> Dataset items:
┌──
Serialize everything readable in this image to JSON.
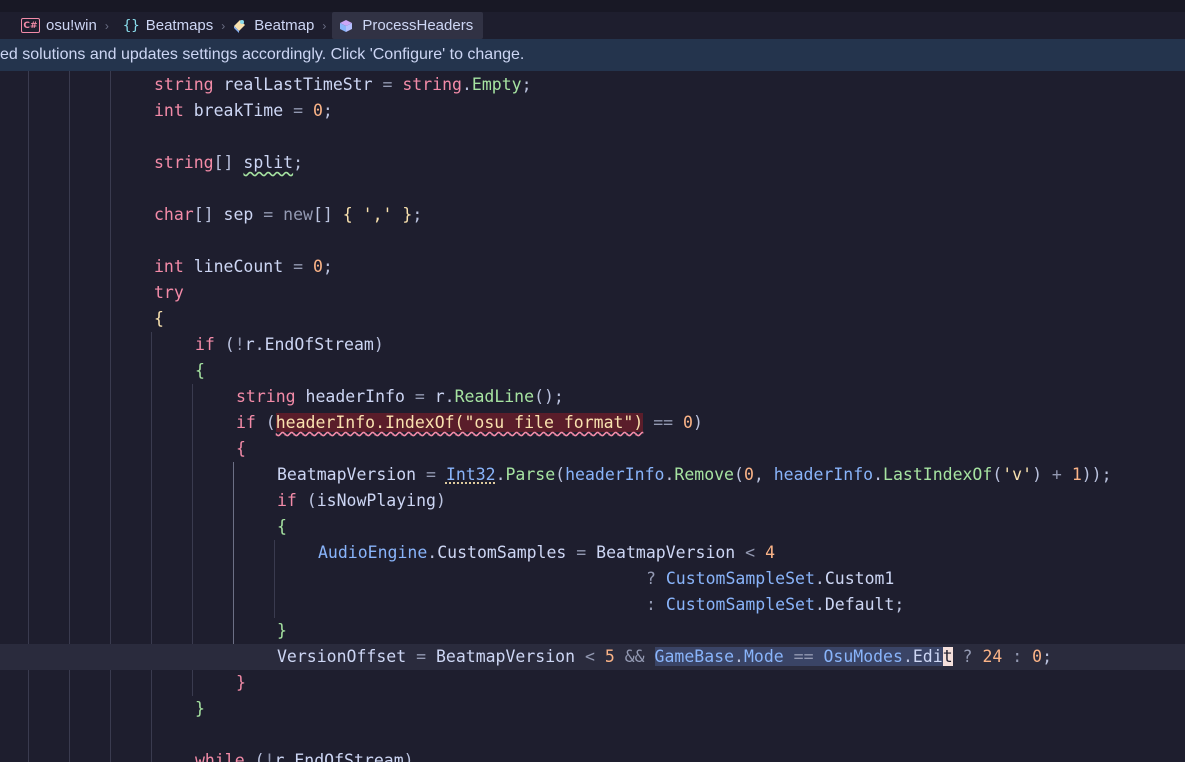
{
  "breadcrumb": {
    "project": "osu!win",
    "namespace": "Beatmaps",
    "class": "Beatmap",
    "method": "ProcessHeaders",
    "project_icon": "csharp-project-icon",
    "namespace_icon": "namespace-braces-icon",
    "class_icon": "class-icon",
    "method_icon": "method-icon"
  },
  "infobar": {
    "message": "ed solutions and updates settings accordingly. Click 'Configure' to change."
  },
  "code": {
    "tok": [
      "string",
      " realLastTimeStr ",
      "=",
      " string",
      ".",
      "Empty",
      ";",
      "int",
      " breakTime ",
      "=",
      " 0",
      ";",
      "string",
      "[]",
      " ",
      "split",
      ";",
      "char",
      "[]",
      " sep ",
      "=",
      " new",
      "[]",
      " {",
      " ','",
      " }",
      ";",
      "int",
      " lineCount ",
      "=",
      " 0",
      ";",
      "try",
      "{",
      "if",
      " (",
      "!",
      "r",
      ".",
      "EndOfStream",
      ")",
      "{",
      "string",
      " headerInfo ",
      "=",
      " r",
      ".",
      "ReadLine",
      "();",
      "if",
      " (",
      "headerInfo.IndexOf(\"osu file format\")",
      " ",
      "==",
      " 0",
      ")",
      "{",
      "BeatmapVersion",
      " = ",
      "Int32",
      ".",
      "Parse",
      "(",
      "headerInfo",
      ".",
      "Remove",
      "(",
      "0",
      ", ",
      "headerInfo",
      ".",
      "LastIndexOf",
      "(",
      "'v'",
      ")",
      " + ",
      "1",
      "));",
      "if",
      " (",
      "isNowPlaying",
      ")",
      "{",
      "AudioEngine",
      ".",
      "CustomSamples",
      " = ",
      "BeatmapVersion",
      " < ",
      "4",
      "? ",
      "CustomSampleSet",
      ".",
      "Custom1",
      ": ",
      "CustomSampleSet",
      ".",
      "Default",
      ";",
      "}",
      "VersionOffset",
      " = ",
      "BeatmapVersion",
      " < ",
      "5",
      " && ",
      "GameBase",
      ".",
      "Mode",
      " == ",
      "OsuModes",
      ".",
      "Edi",
      "t",
      " ? ",
      "24",
      " : ",
      "0",
      ";",
      "}",
      "}",
      "while",
      " (",
      "!",
      "r",
      ".",
      "EndOfStream",
      ")"
    ]
  }
}
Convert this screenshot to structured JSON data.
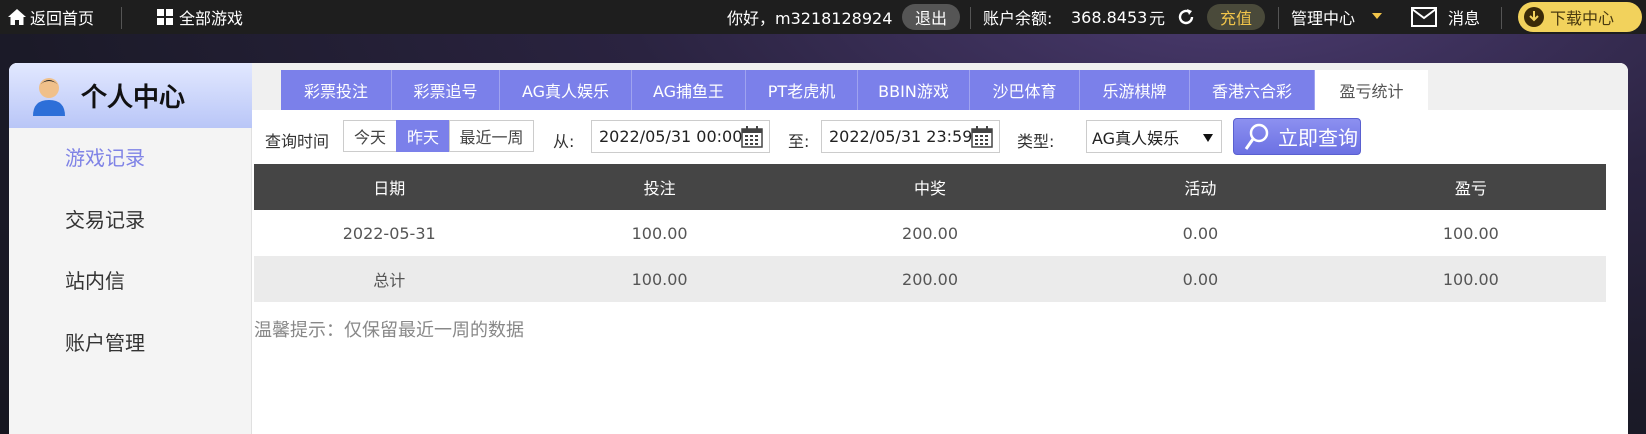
{
  "topbar": {
    "home": "返回首页",
    "all_games": "全部游戏",
    "greeting": "你好，m3218128924",
    "logout": "退出",
    "balance_label": "账户余额:",
    "balance_value": "368.8453",
    "balance_unit": "元",
    "recharge": "充值",
    "manage": "管理中心",
    "messages": "消息",
    "download": "下载中心"
  },
  "sidebar": {
    "title": "个人中心",
    "items": [
      {
        "label": "游戏记录"
      },
      {
        "label": "交易记录"
      },
      {
        "label": "站内信"
      },
      {
        "label": "账户管理"
      }
    ]
  },
  "tabs": [
    {
      "label": "彩票投注"
    },
    {
      "label": "彩票追号"
    },
    {
      "label": "AG真人娱乐"
    },
    {
      "label": "AG捕鱼王"
    },
    {
      "label": "PT老虎机"
    },
    {
      "label": "BBIN游戏"
    },
    {
      "label": "沙巴体育"
    },
    {
      "label": "乐游棋牌"
    },
    {
      "label": "香港六合彩"
    },
    {
      "label": "盈亏统计"
    }
  ],
  "filter": {
    "query_time_label": "查询时间",
    "today": "今天",
    "yesterday": "昨天",
    "last_week": "最近一周",
    "from_label": "从:",
    "from_value": "2022/05/31 00:00",
    "to_label": "至:",
    "to_value": "2022/05/31 23:59",
    "type_label": "类型:",
    "type_value": "AG真人娱乐",
    "query_button": "立即查询"
  },
  "table": {
    "headers": [
      "日期",
      "投注",
      "中奖",
      "活动",
      "盈亏"
    ],
    "rows": [
      [
        "2022-05-31",
        "100.00",
        "200.00",
        "0.00",
        "100.00"
      ],
      [
        "总计",
        "100.00",
        "200.00",
        "0.00",
        "100.00"
      ]
    ]
  },
  "tip": "温馨提示：仅保留最近一周的数据",
  "colors": {
    "accent": "#7b80ea",
    "balance": "#f2c54a",
    "header_bg": "#454545"
  }
}
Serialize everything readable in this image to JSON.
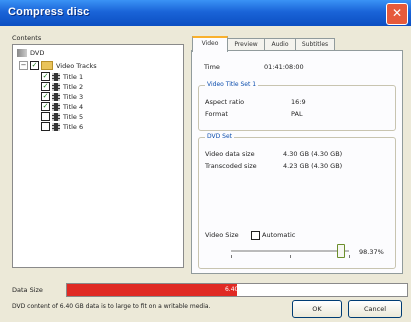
{
  "window": {
    "title": "Compress disc"
  },
  "contents": {
    "label": "Contents",
    "tree": {
      "root": "DVD",
      "folder": "Video Tracks",
      "items": [
        "Title 1",
        "Title 2",
        "Title 3",
        "Title 4",
        "Title 5",
        "Title 6"
      ],
      "checked": [
        true,
        true,
        true,
        true,
        false,
        false
      ]
    }
  },
  "tabs": [
    {
      "label": "Video",
      "active": true
    },
    {
      "label": "Preview",
      "active": false
    },
    {
      "label": "Audio",
      "active": false
    },
    {
      "label": "Subtitles",
      "active": false
    }
  ],
  "video": {
    "time_label": "Time",
    "time_value": "01:41:08:00",
    "group1_title": "Video Title Set 1",
    "aspect_label": "Aspect ratio",
    "aspect_value": "16:9",
    "format_label": "Format",
    "format_value": "PAL",
    "group2_title": "DVD Set",
    "data_size_label": "Video data size",
    "data_size_value": "4.30 GB (4.30 GB)",
    "transcoded_label": "Transcoded size",
    "transcoded_value": "4.23 GB (4.30 GB)",
    "size_label": "Video Size",
    "auto_label": "Automatic",
    "auto_checked": false,
    "percent": "98.37%",
    "slider_fraction": 0.92
  },
  "footer": {
    "data_size_label": "Data Size",
    "data_size_value": "6.40 GB",
    "data_fraction": 0.5,
    "status": "DVD content of 6.40 GB data is to large to fit on a writable media.",
    "ok_label": "OK",
    "cancel_label": "Cancel"
  },
  "colors": {
    "bar_fill": "#e02a24",
    "title_bar": "#1a64d8",
    "accent_blue": "#0b4dad"
  }
}
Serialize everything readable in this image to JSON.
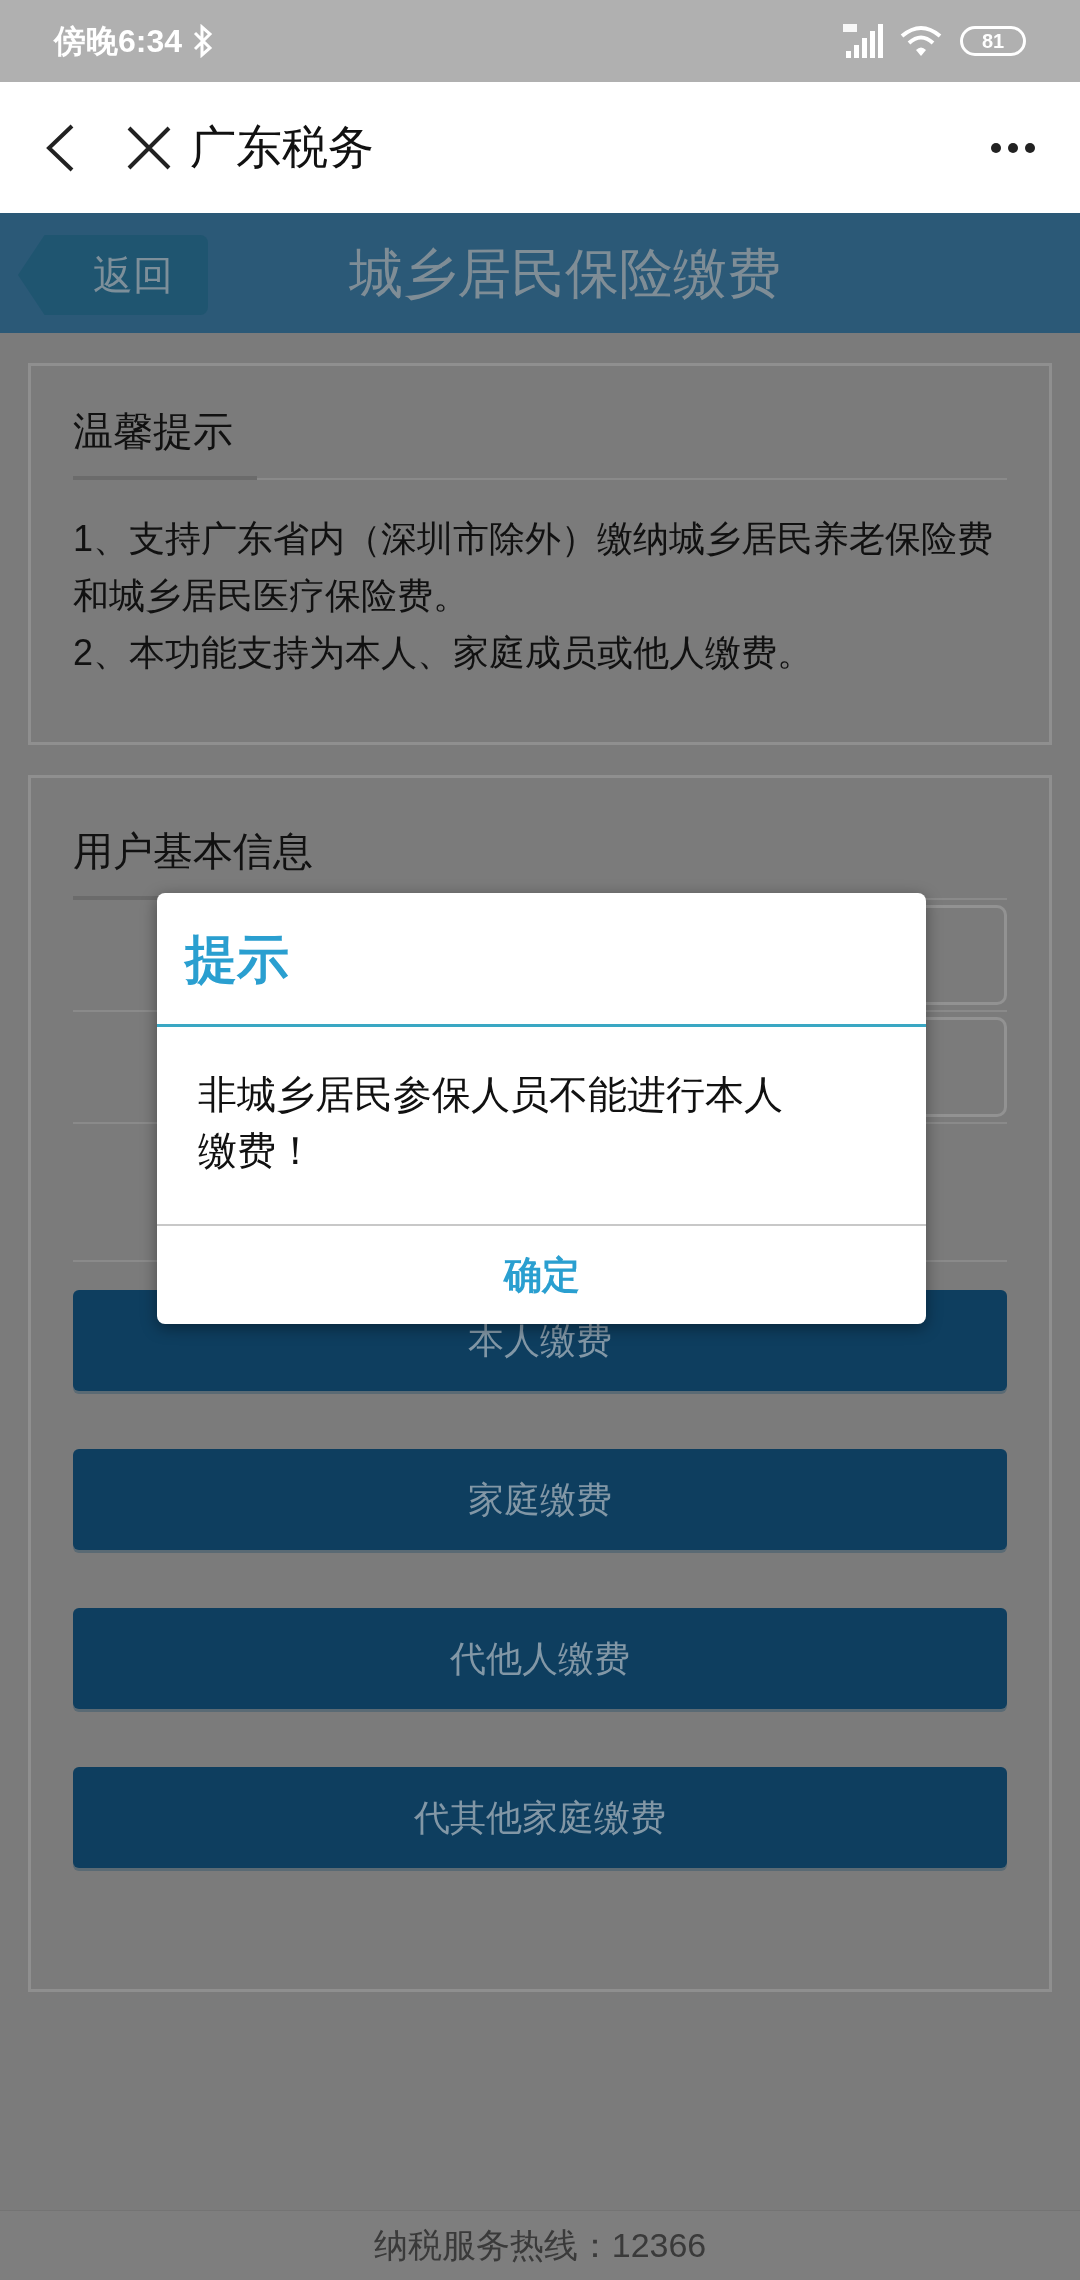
{
  "status_bar": {
    "time": "傍晚6:34",
    "battery": "81"
  },
  "nav": {
    "title": "广东税务"
  },
  "header": {
    "back": "返回",
    "title": "城乡居民保险缴费"
  },
  "notice": {
    "title": "温馨提示",
    "lines": [
      "1、支持广东省内（深圳市除外）缴纳城乡居民养老保险费和城乡居民医疗保险费。",
      "2、本功能支持为本人、家庭成员或他人缴费。"
    ]
  },
  "user_info": {
    "title": "用户基本信息"
  },
  "buttons": [
    "本人缴费",
    "家庭缴费",
    "代他人缴费",
    "代其他家庭缴费"
  ],
  "dialog": {
    "title": "提示",
    "message": "非城乡居民参保人员不能进行本人缴费！",
    "button": "确定"
  },
  "footer": "纳税服务热线：12366"
}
└──
> Work to be completed: Go through the records and show every line with the string "method" in it.

> Finished exercise:
    "method": "ProcessHeaders",
    "method_icon": "method-icon"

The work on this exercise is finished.